* Start *
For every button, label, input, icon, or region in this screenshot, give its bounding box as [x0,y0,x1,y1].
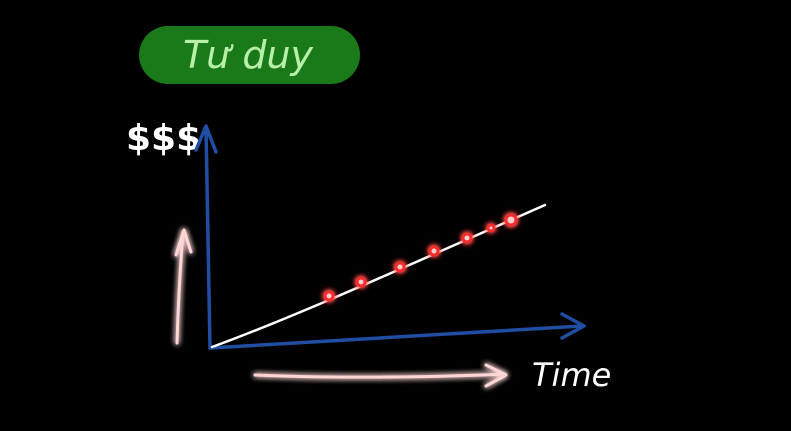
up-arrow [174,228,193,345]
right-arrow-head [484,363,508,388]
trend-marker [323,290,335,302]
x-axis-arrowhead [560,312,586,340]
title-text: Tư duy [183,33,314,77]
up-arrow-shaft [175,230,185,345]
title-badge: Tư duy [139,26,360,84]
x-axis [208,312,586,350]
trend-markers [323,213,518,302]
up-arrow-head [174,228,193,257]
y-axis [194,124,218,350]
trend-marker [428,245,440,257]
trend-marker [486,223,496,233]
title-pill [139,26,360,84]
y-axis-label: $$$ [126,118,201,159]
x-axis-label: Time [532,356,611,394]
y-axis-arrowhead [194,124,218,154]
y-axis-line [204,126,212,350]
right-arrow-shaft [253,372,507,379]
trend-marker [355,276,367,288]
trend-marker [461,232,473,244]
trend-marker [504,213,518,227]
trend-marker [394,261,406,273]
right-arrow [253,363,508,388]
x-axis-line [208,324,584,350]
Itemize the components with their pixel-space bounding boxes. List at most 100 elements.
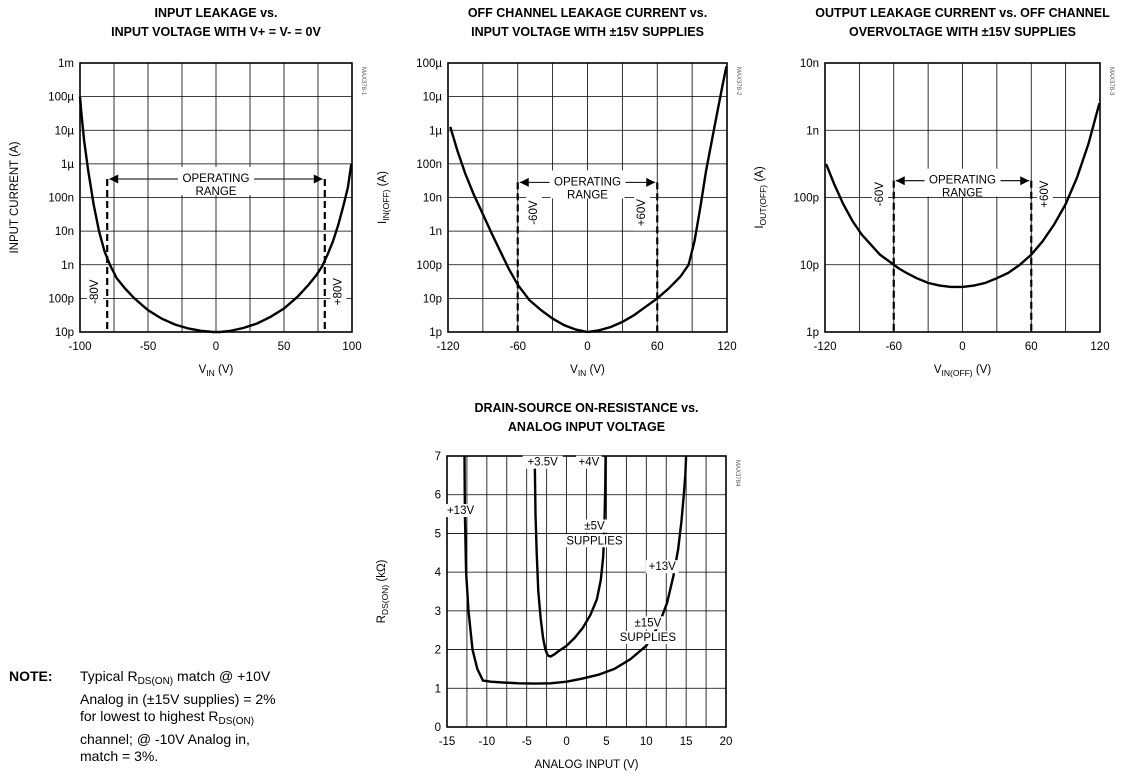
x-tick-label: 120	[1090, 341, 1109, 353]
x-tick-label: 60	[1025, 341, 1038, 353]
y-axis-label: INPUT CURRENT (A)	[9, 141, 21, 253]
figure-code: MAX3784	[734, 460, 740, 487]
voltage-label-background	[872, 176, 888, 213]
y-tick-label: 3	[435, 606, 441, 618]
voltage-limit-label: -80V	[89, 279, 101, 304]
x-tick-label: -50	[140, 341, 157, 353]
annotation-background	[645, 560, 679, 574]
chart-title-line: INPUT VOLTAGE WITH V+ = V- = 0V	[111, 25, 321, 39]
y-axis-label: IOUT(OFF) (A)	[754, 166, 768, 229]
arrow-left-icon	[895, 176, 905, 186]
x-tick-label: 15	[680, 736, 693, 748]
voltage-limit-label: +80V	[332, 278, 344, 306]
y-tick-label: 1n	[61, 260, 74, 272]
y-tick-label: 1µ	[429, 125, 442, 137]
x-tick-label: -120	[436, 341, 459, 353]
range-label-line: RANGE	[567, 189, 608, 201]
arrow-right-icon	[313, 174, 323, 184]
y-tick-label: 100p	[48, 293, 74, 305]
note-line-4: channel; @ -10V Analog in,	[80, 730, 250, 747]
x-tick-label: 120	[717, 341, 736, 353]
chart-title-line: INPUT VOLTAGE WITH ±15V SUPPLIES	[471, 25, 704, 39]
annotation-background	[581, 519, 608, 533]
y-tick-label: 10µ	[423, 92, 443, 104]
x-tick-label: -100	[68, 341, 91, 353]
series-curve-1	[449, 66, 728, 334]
* End *
● WHAT THIS TASK INVOLVES
Write out all the records again, replacing every "x-tick-label" with "x-axis-tick" and keeping everything else the same. Leave the pictures out.

● RESULT OF THIS EXERCISE
For every button, label, input, icon, or region in this screenshot, give its bounding box as [x0,y0,x1,y1].
up-arrow [174,228,193,345]
right-arrow-head [484,363,508,388]
trend-marker [323,290,335,302]
x-axis-arrowhead [560,312,586,340]
title-text: Tư duy [183,33,314,77]
up-arrow-shaft [175,230,185,345]
title-badge: Tư duy [139,26,360,84]
x-axis [208,312,586,350]
trend-markers [323,213,518,302]
up-arrow-head [174,228,193,257]
y-axis [194,124,218,350]
trend-marker [428,245,440,257]
trend-marker [486,223,496,233]
title-pill [139,26,360,84]
y-axis-label: $$$ [126,118,201,159]
x-axis-label: Time [532,356,611,394]
y-axis-arrowhead [194,124,218,154]
y-axis-line [204,126,212,350]
right-arrow-shaft [253,372,507,379]
trend-marker [355,276,367,288]
trend-marker [461,232,473,244]
trend-marker [504,213,518,227]
trend-marker [394,261,406,273]
right-arrow [253,363,508,388]
x-axis-line [208,324,584,350]
Itemize the components with their pixel-space bounding boxes. List at most 100 elements.
x-axis-tick: 120	[1090, 341, 1109, 353]
x-axis-tick: 60	[1025, 341, 1038, 353]
y-axis-label: INPUT CURRENT (A)	[9, 141, 21, 253]
figure-code: MAX3784	[734, 460, 740, 487]
voltage-label-background	[872, 176, 888, 213]
y-tick-label: 3	[435, 606, 441, 618]
voltage-limit-label: -80V	[89, 279, 101, 304]
x-axis-tick: -50	[140, 341, 157, 353]
annotation-background	[645, 560, 679, 574]
chart-title-line: INPUT VOLTAGE WITH V+ = V- = 0V	[111, 25, 321, 39]
y-axis-label: IOUT(OFF) (A)	[754, 166, 768, 229]
arrow-left-icon	[895, 176, 905, 186]
x-axis-tick: 15	[680, 736, 693, 748]
voltage-limit-label: +80V	[332, 278, 344, 306]
y-tick-label: 1n	[61, 260, 74, 272]
y-tick-label: 1µ	[429, 125, 442, 137]
x-axis-tick: -120	[436, 341, 459, 353]
range-label-line: RANGE	[567, 189, 608, 201]
arrow-right-icon	[313, 174, 323, 184]
y-tick-label: 100p	[48, 293, 74, 305]
note-line-4: channel; @ -10V Analog in,	[80, 730, 250, 747]
x-axis-tick: 120	[717, 341, 736, 353]
chart-title-line: INPUT VOLTAGE WITH ±15V SUPPLIES	[471, 25, 704, 39]
annotation-background	[581, 519, 608, 533]
y-tick-label: 10µ	[423, 92, 443, 104]
x-axis-tick: -100	[68, 341, 91, 353]
series-curve-1	[449, 66, 728, 334]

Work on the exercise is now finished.